### Required work
a) Write out the forum thread below word for word, starting at "I have more" and ending at "need a chat.".
b) In the forum thread below, the post by ConfusedMummy65 quotes a remark with several words joined by slashes. List those words.
c) Pick up the forum thread below after its last sentence and keep it going.

[Selected text — start]

I know I sound awful because obviously what he’s going through is so hard and I should be there to support him, but I’m finding it exhausting. Any tips very welcome - thank you for reading this far.

OP posts:
ConfusedMummy65 · 15/09/2024 21:43

I'm sorry your going through this.

I have no advice as I am also in a very similar situation and trying to take things day by day, and on those hard days just taking things hour by hour.

It is hard not to get resentful and it is something more recently I am struggling with,(and I am sure other will have a different opinion but this is my life and how i am trying to keep my head above water) but although your OH has an health condition does not mean your opinion doesn't matter, or you can run yourself into the ground or vs the family dogsbody and do everything, you need support too, you also can have bad days.

I have more recently when I have been having bad days, and tried to speak with oh but he's always worse than I can ever be "it is not a competition and I can be unwell/struggling/unhappy etc too"

So whilst no advice, I get it and I'm here if you ever need a chat.

CheekyHobson · 15/09/2024 21:46

DH is very stressed about work (always has been) and to make matters worse has been diagnosed with a chronic condition which causes long term joint pain

These two things are most likely related. Chronic emotional stress is the number one trigger of autoimmune arthritis. He needs to understand that finding a way to deal with or remove himself from the work stress is absolutely essential to dealing with his physical pain.

[Selected text — finish]
[Provided material — start]

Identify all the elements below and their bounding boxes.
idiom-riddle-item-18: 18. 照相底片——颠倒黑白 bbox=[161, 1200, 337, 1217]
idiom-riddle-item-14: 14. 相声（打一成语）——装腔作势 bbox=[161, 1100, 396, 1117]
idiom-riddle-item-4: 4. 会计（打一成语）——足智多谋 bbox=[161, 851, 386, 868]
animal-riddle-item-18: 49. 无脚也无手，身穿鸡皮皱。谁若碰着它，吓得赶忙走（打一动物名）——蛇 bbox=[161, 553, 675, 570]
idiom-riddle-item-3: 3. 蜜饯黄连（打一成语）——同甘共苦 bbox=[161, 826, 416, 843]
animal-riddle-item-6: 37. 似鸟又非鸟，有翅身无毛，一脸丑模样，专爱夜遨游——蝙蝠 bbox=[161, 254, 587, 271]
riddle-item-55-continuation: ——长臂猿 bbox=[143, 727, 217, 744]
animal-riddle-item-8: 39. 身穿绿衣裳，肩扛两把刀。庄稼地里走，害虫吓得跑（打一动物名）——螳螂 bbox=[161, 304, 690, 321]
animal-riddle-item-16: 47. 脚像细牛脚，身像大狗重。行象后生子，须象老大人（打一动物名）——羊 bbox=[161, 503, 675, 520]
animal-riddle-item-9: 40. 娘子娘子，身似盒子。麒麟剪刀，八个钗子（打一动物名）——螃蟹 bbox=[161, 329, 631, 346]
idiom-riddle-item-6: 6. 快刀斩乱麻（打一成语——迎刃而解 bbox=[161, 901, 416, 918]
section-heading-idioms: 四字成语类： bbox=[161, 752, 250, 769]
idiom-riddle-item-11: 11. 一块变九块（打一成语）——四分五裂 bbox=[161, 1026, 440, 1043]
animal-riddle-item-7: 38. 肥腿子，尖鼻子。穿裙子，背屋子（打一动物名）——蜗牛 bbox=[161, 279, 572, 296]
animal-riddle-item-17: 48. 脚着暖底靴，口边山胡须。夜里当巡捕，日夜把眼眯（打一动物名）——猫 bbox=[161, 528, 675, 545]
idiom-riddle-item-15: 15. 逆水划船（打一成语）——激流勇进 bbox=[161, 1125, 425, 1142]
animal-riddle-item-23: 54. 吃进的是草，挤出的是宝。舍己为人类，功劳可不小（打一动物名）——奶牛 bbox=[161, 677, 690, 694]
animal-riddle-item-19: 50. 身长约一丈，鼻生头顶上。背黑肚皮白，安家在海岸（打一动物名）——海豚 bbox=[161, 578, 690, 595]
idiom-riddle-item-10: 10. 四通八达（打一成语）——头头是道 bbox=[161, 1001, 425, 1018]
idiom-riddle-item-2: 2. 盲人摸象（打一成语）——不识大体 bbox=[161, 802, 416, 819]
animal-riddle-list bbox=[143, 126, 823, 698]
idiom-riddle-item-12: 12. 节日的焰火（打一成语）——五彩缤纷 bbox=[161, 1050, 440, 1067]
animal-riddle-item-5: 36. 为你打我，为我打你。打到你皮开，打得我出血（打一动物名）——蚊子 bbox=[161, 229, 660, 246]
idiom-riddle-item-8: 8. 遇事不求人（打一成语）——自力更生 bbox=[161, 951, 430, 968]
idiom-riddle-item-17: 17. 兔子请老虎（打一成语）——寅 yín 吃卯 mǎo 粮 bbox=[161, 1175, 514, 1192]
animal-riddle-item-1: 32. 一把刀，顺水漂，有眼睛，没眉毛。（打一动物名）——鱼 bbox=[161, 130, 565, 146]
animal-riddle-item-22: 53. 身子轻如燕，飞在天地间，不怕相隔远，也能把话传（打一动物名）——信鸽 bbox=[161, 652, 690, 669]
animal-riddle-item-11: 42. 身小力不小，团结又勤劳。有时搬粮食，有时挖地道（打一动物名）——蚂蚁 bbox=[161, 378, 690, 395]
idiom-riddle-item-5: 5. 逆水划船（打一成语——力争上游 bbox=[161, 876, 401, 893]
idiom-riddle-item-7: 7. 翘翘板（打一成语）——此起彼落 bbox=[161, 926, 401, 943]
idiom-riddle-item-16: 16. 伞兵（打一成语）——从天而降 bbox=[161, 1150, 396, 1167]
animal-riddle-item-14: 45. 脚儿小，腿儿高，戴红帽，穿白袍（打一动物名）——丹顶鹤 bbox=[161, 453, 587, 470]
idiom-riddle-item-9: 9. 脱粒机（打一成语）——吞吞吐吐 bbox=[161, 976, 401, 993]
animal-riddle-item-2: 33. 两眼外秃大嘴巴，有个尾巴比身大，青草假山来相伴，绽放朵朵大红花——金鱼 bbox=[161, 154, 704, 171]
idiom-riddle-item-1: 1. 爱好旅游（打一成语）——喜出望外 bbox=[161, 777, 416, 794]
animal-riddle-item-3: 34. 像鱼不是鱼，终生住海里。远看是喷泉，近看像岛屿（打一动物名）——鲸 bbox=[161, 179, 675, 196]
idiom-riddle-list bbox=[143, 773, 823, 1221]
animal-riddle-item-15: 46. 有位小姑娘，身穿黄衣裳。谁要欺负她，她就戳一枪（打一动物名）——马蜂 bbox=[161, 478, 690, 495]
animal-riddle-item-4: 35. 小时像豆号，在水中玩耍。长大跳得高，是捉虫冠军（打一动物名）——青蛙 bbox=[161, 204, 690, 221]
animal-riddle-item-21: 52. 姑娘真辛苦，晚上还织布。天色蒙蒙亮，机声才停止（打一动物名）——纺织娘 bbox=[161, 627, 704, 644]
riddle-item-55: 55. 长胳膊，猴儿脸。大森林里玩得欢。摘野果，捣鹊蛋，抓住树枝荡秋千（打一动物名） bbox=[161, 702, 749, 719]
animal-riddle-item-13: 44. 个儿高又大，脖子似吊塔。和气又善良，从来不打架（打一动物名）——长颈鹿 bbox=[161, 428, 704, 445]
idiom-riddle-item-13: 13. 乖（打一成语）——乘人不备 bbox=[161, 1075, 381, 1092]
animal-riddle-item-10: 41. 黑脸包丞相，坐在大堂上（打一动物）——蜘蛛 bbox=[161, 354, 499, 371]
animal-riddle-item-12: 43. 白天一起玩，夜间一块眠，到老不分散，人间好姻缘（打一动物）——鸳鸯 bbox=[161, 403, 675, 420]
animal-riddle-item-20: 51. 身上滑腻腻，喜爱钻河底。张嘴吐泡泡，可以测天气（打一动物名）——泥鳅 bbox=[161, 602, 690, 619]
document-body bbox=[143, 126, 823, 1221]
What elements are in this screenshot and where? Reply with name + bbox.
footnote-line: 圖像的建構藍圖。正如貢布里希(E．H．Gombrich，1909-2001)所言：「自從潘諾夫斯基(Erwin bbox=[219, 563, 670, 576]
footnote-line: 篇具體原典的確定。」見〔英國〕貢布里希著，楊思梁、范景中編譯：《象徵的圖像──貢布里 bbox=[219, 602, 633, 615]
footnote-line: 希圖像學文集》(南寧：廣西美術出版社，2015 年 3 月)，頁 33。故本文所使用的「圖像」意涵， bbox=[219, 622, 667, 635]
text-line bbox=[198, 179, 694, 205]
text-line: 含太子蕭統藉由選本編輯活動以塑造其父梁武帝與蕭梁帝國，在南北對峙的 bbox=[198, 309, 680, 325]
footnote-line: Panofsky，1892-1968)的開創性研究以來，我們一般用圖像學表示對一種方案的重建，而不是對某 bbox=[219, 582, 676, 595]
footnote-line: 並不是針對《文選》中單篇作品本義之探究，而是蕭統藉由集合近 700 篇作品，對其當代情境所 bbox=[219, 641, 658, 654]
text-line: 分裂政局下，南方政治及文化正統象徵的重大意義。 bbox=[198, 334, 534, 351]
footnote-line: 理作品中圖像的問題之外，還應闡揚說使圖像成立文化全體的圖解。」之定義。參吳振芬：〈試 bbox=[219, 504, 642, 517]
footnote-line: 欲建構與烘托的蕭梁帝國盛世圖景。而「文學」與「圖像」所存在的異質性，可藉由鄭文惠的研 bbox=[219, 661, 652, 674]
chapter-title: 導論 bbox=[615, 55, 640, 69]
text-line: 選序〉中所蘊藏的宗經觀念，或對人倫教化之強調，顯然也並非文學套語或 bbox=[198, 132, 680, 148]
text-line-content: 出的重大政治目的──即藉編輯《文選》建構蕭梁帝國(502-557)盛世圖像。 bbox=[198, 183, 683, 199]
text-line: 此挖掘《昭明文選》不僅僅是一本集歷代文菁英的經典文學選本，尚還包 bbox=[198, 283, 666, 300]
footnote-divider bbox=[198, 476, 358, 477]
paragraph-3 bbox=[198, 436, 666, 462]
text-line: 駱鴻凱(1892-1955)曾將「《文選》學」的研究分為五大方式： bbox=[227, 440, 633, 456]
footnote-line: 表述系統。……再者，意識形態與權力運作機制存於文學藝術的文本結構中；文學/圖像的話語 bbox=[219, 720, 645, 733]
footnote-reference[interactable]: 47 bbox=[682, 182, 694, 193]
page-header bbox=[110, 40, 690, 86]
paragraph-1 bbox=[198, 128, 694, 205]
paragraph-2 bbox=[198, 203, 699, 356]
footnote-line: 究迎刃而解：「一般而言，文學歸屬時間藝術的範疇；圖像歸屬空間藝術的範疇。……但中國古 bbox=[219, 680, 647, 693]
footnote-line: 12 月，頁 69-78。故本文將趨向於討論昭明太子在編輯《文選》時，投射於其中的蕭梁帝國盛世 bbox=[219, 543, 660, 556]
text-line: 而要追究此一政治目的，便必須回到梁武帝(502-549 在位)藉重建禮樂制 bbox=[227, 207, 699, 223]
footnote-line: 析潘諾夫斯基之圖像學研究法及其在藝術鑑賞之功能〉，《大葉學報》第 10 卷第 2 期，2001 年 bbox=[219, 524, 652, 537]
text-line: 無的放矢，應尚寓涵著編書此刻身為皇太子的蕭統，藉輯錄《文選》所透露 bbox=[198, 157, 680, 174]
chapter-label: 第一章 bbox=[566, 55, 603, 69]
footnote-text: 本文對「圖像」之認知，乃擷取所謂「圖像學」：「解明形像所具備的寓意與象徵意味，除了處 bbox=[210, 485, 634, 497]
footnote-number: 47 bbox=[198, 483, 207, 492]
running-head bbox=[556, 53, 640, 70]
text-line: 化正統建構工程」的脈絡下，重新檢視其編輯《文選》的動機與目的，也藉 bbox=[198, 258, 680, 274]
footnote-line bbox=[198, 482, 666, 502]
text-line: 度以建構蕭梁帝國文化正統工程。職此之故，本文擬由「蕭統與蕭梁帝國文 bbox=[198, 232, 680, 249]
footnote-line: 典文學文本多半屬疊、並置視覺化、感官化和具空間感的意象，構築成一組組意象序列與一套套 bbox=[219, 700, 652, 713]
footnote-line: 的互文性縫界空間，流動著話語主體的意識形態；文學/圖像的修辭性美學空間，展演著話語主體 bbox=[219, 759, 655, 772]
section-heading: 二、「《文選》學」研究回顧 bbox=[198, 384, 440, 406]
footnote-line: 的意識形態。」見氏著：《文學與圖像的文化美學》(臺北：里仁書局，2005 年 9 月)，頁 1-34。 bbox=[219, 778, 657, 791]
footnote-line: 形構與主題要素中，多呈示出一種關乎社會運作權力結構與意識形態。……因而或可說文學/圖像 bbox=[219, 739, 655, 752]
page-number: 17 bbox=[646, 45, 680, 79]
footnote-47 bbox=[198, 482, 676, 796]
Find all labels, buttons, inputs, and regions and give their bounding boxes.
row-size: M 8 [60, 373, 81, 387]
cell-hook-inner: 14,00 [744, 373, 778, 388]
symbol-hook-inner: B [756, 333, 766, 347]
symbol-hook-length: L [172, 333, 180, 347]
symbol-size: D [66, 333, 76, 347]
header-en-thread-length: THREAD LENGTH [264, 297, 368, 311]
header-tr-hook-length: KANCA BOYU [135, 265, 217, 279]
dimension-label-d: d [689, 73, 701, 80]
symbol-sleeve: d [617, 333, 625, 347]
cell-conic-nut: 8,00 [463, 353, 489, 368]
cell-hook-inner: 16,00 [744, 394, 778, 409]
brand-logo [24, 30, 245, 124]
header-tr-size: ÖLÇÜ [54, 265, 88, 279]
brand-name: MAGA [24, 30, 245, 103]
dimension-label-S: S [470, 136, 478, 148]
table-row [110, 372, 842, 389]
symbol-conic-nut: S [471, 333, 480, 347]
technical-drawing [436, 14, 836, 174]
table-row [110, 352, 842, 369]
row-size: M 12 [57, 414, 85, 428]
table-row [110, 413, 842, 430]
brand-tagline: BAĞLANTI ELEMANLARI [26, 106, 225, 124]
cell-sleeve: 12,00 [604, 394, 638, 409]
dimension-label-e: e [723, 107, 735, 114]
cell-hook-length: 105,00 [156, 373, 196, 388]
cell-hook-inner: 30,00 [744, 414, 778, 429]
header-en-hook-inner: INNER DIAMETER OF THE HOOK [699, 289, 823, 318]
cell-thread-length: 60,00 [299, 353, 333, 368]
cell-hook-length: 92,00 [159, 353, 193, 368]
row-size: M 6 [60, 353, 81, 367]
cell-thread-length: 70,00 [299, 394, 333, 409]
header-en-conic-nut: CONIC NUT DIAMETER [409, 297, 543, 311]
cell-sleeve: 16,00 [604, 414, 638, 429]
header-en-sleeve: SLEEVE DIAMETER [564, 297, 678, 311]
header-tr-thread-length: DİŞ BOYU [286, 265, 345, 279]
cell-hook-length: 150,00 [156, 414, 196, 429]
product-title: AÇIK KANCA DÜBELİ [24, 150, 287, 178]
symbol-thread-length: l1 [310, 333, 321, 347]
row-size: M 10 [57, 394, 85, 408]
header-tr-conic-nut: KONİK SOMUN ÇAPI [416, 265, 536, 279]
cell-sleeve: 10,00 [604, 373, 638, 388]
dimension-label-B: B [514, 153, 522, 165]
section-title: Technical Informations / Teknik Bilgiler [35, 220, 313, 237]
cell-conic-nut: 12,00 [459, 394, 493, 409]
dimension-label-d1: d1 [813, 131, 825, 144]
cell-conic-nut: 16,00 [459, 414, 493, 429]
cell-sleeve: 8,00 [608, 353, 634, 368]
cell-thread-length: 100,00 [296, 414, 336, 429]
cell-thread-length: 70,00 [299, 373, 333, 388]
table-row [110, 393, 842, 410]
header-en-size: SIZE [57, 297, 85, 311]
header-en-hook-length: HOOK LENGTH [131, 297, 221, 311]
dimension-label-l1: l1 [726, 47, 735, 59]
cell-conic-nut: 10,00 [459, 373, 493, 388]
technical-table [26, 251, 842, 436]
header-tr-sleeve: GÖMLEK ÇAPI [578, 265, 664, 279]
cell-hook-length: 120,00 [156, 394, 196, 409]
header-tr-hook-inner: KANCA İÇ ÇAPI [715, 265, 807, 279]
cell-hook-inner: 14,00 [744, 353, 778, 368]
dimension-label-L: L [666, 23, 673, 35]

[Provided material — finish]

### Results for each task
a)
I have more recently when I have been having bad days, and tried to speak with oh but he's always worse than I can ever be "it is not a competition and I can be unwell/struggling/unhappy etc too"

So whilst no advice, I get it and I'm here if you ever need a chat.

b)
unwell
struggling
unhappy

c)
olderbutwiser · 15/09/2024 21:46

I take it you work full time too? So despite you picking up more than your fair share of the load he is grumpy and short with you all?

MrRobinsonsQuango · 15/09/2024 21:51

I don’t think you are being unreasonable, you can’t pour from an empty cup. I say that as someone who is probably going to be diagnosed with a similar condition at my next hospital appointment. Also have 2 young children and both work full time

Is there anything he can do personally about his work stress levels? Is it a stressful job or is he a stressed person or is it both? That really won’t help his physical health condition -most consultants say try to live a less stressful life. Can you do more heavy physical tasks and he do more research / ordering / lighter type tasks? He also needs to go to the GP for mental health support, whether medication and / or therapy

Cantwaittogethome243 · 15/09/2024 21:53

Thanks so much for your replies so far.

@ConfusedMummy65 I’m really sorry you’re going through something similar. I think the advice about taking things day by day is a good one. It’s sad though, it feels like I’m just ‘getting through’ life and this is the time we should be enjoying our kids when they’re so little.

@CheekyHobson you’re absolutely right about this. I think he knows this on some level but feels trapped work-wise.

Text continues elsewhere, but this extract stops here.